■ **Given problem**
In the entries below, find the lines that contain the word "Engineer" and copy them.

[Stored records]
_ _ _ _

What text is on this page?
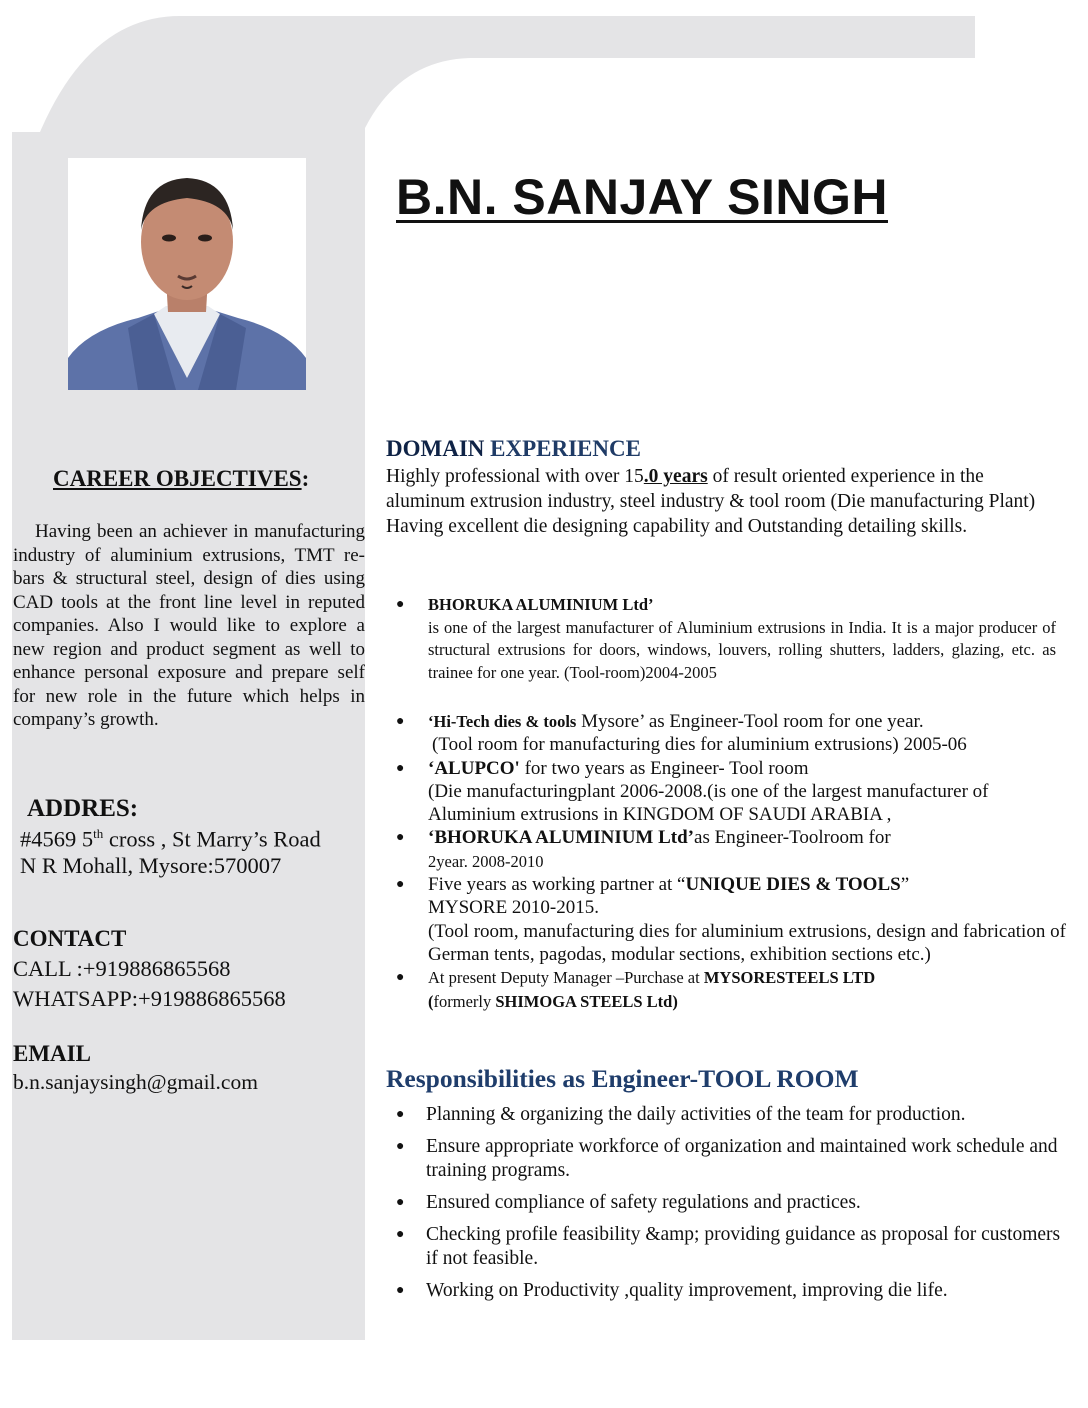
B.N. SANJAY SINGH
CAREER OBJECTIVES:

Having been an achiever in manufacturing industry of aluminium extrusions, TMT re-bars & structural steel, design of dies using CAD tools at the front line level in reputed companies. Also I would like to explore a new region and product segment as well to enhance personal exposure and prepare self for new role in the future which helps in company’s growth.

ADDRES:
#4569 5th cross , St Marry’s Road
N R Mohall, Mysore:570007
CONTACT
CALL :+919886865568
WHATSAPP:+919886865568
EMAIL
b.n.sanjaysingh@gmail.com
DOMAIN EXPERIENCE

Highly professional with over 15.0 years of result oriented experience in the aluminum extrusion industry, steel industry & tool room (Die manufacturing Plant) Having excellent die designing capability and Outstanding detailing skills.

● BHORUKA ALUMINIUM Ltd’
is one of the largest manufacturer of Aluminium extrusions in India. It is a major producer of structural extrusions for doors, windows, louvers, rolling shutters, ladders, glazing, etc. as trainee for one year. (Tool-room)2004-2005
● ‘Hi-Tech dies & tools Mysore’ as Engineer-Tool room for one year.
(Tool room for manufacturing dies for aluminium extrusions) 2005-06
● ‘ALUPCO' for two years as Engineer- Tool room
(Die manufacturingplant 2006-2008.(is one of the largest manufacturer of Aluminium extrusions in KINGDOM OF SAUDI ARABIA ,
● ‘BHORUKA ALUMINIUM Ltd’as Engineer-Toolroom for
2year. 2008-2010
● Five years as working partner at “UNIQUE DIES & TOOLS”
MYSORE 2010-2015.

(Tool room, manufacturing dies for aluminium extrusions, design and fabrication of German tents, pagodas, modular sections, exhibition sections etc.)
● At present Deputy Manager –Purchase at MYSORESTEELS LTD
(formerly SHIMOGA STEELS Ltd)
Responsibilities as Engineer-TOOL ROOM
● Planning & organizing the daily activities of the team for production.
● Ensure appropriate workforce of organization and maintained work schedule and training programs.
● Ensured compliance of safety regulations and practices.
● Checking profile feasibility &amp; providing guidance as proposal for customers if not feasible.
● Working on Productivity ,quality improvement, improving die life.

_ _ _ _

■ **Exercise solution**
● ‘Hi-Tech dies & tools Mysore’ as Engineer-Tool room for one year.
● ‘ALUPCO' for two years as Engineer- Tool room
● ‘BHORUKA ALUMINIUM Ltd’as Engineer-Toolroom for
Responsibilities as Engineer-TOOL ROOM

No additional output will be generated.